- [The task]: Say only how many lines contain the word "January".

-- BEGIN Supplied material --

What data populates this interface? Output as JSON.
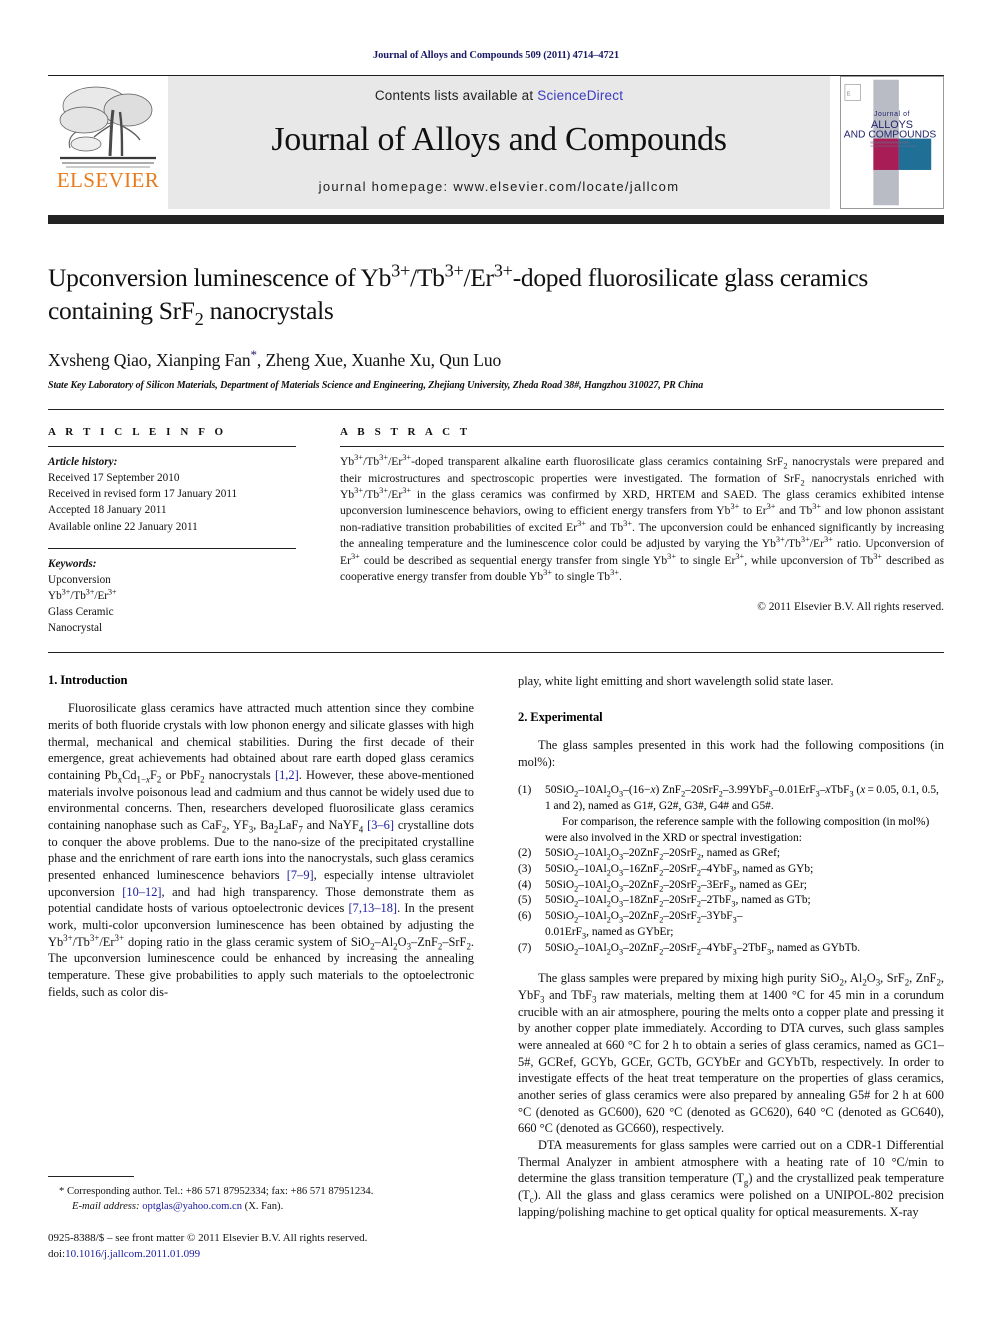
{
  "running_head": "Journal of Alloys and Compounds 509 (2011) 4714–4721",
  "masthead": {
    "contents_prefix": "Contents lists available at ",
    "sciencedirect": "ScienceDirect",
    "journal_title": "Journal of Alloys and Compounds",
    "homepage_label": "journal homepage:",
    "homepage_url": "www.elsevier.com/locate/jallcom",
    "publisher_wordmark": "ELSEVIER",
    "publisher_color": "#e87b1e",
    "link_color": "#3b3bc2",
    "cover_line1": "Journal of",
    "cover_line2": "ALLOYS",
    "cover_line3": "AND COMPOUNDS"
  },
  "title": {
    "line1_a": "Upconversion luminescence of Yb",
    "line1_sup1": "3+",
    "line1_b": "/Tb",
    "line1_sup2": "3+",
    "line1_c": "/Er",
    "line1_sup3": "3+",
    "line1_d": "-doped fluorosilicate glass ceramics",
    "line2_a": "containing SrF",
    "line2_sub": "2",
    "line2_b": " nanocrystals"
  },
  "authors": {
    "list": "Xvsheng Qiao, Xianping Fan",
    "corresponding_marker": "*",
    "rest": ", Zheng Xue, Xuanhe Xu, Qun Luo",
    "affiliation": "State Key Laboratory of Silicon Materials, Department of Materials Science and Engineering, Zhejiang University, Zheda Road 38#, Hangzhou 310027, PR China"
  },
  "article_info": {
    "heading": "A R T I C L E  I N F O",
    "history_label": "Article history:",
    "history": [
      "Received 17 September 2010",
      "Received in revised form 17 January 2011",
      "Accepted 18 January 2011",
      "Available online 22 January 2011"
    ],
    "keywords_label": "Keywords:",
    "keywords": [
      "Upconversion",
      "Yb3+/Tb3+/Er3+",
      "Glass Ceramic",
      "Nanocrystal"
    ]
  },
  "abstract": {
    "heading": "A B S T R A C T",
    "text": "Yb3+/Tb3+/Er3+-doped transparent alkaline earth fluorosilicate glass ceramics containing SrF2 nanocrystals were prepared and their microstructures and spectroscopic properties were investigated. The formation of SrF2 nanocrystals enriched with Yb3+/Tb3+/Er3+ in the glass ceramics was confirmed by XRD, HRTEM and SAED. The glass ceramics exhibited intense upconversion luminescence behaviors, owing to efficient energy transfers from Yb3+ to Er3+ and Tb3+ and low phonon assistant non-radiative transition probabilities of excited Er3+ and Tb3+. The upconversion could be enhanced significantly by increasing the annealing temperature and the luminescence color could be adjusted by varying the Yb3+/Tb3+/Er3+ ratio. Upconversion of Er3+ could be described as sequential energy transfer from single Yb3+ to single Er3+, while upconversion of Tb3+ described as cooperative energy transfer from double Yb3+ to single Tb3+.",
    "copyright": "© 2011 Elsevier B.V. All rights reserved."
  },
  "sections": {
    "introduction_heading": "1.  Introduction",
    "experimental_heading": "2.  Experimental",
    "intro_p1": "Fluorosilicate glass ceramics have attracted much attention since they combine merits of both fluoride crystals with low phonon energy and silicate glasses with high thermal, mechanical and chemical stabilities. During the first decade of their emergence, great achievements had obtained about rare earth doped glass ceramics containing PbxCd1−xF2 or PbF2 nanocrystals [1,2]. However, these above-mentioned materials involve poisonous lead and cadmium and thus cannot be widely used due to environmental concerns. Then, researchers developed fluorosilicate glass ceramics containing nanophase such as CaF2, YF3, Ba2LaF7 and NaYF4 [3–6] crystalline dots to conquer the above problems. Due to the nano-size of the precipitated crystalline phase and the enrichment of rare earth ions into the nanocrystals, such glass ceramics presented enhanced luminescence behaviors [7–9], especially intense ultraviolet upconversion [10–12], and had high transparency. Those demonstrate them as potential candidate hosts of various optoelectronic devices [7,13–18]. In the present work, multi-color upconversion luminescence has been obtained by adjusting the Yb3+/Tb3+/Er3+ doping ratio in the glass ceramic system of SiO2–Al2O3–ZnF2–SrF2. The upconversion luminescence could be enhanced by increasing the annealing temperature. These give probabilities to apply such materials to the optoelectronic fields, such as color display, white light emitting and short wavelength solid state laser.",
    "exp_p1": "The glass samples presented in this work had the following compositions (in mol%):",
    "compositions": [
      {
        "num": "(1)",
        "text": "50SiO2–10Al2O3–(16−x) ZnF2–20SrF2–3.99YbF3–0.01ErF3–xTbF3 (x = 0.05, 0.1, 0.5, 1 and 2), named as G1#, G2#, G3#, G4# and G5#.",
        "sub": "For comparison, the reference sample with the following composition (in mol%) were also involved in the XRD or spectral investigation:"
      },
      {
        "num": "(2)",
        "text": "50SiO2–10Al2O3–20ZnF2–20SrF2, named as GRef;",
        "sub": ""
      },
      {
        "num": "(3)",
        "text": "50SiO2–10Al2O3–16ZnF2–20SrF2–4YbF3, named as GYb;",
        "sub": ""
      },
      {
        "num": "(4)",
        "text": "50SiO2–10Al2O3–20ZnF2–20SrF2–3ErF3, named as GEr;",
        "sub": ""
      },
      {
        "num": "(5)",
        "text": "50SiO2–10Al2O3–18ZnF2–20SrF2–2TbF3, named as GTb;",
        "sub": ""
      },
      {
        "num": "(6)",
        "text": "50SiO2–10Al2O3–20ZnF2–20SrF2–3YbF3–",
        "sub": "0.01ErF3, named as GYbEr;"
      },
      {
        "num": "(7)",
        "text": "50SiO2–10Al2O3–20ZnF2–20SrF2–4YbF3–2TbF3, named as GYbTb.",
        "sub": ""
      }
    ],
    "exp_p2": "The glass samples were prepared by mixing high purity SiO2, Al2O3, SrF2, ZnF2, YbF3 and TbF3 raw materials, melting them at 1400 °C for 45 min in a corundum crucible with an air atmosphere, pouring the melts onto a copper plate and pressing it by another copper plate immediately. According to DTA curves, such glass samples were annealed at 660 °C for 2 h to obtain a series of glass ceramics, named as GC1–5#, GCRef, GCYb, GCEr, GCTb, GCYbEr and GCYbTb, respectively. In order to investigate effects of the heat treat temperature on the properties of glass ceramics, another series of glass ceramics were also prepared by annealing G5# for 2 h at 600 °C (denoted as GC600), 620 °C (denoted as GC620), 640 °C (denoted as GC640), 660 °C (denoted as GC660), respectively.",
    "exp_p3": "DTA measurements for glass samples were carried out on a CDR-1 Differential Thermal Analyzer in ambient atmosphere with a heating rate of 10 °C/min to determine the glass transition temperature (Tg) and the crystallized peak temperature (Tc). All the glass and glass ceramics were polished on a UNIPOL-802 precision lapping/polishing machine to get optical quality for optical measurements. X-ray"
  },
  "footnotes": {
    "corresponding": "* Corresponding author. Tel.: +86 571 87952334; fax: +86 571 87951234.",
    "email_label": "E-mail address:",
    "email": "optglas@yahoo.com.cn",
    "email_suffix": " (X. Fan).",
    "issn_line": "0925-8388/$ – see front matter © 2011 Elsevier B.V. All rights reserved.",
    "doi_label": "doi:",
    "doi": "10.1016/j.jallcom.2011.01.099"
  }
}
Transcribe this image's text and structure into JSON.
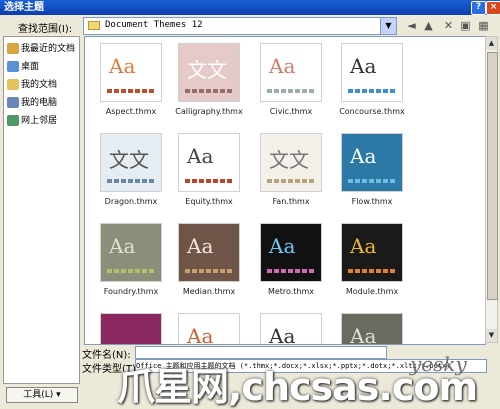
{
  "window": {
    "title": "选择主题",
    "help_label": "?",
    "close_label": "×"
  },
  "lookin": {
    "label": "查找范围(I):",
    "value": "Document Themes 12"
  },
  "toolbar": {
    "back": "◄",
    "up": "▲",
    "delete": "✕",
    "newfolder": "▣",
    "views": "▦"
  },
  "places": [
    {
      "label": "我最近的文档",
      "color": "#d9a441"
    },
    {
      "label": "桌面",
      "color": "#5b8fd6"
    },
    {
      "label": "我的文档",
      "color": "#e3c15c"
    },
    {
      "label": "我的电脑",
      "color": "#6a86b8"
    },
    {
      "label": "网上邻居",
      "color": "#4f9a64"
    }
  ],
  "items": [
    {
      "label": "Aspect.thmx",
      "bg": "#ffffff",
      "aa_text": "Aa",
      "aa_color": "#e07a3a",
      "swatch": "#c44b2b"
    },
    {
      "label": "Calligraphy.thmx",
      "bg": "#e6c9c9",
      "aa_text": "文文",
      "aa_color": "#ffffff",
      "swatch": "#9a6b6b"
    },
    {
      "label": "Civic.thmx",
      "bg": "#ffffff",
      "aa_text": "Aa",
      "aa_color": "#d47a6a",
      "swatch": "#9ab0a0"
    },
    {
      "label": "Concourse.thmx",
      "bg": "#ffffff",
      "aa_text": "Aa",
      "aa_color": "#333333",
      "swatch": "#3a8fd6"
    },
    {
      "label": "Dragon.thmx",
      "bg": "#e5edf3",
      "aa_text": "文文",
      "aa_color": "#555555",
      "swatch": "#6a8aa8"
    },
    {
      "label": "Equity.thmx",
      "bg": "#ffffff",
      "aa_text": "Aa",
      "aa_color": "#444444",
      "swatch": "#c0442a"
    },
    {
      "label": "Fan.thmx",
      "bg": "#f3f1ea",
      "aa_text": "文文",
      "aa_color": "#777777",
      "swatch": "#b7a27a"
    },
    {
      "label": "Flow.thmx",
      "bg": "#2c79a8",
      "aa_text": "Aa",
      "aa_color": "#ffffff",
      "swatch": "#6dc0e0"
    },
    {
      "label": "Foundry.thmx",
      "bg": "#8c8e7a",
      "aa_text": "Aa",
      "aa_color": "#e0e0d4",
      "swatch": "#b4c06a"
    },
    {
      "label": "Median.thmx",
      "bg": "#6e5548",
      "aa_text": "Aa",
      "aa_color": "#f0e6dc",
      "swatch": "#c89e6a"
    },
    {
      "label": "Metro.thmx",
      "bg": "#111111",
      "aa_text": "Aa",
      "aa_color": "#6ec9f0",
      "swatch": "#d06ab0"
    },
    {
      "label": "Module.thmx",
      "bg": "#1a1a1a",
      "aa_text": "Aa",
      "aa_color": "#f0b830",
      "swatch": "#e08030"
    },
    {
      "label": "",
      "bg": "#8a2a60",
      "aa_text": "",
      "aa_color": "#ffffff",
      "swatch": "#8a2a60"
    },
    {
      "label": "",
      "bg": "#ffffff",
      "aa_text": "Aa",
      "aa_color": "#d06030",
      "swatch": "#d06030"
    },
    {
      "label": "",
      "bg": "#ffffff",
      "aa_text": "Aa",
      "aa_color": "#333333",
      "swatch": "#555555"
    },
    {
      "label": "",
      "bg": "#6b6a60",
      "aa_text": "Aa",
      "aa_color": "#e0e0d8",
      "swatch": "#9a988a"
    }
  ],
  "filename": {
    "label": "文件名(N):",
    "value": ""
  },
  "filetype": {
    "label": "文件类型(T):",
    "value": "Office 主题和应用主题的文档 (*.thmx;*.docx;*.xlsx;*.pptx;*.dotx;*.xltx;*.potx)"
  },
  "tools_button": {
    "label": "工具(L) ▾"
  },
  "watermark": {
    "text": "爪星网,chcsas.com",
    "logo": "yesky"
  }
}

-- END Supplied material --

- [Exercise result]: 3